◆ **Entries provided**
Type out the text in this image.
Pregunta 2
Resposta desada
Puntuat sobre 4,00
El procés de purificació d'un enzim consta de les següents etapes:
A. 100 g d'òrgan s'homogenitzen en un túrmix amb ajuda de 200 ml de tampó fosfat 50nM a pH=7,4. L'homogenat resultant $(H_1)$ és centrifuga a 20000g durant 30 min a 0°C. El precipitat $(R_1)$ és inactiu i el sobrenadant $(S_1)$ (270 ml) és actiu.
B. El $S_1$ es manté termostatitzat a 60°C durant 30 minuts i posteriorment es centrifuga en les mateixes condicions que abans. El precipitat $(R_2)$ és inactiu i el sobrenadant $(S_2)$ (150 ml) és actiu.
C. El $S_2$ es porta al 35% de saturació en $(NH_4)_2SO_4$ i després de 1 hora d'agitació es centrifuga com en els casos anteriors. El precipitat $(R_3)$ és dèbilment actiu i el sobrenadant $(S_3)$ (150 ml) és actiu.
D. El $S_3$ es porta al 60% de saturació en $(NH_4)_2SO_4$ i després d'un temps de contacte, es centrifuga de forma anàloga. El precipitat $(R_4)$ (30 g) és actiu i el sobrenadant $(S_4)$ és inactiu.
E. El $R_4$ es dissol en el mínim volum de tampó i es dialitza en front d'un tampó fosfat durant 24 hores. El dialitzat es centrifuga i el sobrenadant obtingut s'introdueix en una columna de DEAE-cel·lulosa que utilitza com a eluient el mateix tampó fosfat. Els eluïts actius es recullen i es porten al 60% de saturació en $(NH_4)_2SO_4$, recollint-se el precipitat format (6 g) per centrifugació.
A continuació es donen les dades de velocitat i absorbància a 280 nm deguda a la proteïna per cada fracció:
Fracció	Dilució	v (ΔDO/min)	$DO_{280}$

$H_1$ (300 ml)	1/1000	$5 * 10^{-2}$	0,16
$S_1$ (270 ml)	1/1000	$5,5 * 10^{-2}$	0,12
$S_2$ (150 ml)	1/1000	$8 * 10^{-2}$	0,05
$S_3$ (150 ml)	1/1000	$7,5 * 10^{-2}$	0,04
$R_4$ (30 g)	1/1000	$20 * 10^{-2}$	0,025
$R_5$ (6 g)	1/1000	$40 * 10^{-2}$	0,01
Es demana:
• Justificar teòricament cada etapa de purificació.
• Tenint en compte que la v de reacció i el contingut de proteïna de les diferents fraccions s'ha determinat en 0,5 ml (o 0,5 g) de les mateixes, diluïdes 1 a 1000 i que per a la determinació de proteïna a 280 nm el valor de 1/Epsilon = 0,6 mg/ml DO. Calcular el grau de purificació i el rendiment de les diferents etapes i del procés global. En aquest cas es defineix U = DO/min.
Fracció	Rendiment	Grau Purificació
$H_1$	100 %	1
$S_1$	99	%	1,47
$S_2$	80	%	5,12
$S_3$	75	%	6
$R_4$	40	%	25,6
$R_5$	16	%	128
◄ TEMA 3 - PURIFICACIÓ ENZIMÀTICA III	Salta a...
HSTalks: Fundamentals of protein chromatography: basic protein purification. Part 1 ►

◆ **What is expected**
For every line above that holds the word "porta", report the whole line.

◆ **Written response**
C. El $S_2$ es porta al 35% de saturació en $(NH_4)_2SO_4$ i després de 1 hora d'agitació es centrifuga com en els casos anteriors. El precipitat $(R_3)$ és dèbilment actiu i el sobrenadant $(S_3)$ (150 ml) és actiu.
D. El $S_3$ es porta al 60% de saturació en $(NH_4)_2SO_4$ i després d'un temps de contacte, es centrifuga de forma anàloga. El precipitat $(R_4)$ (30 g) és actiu i el sobrenadant $(S_4)$ és inactiu.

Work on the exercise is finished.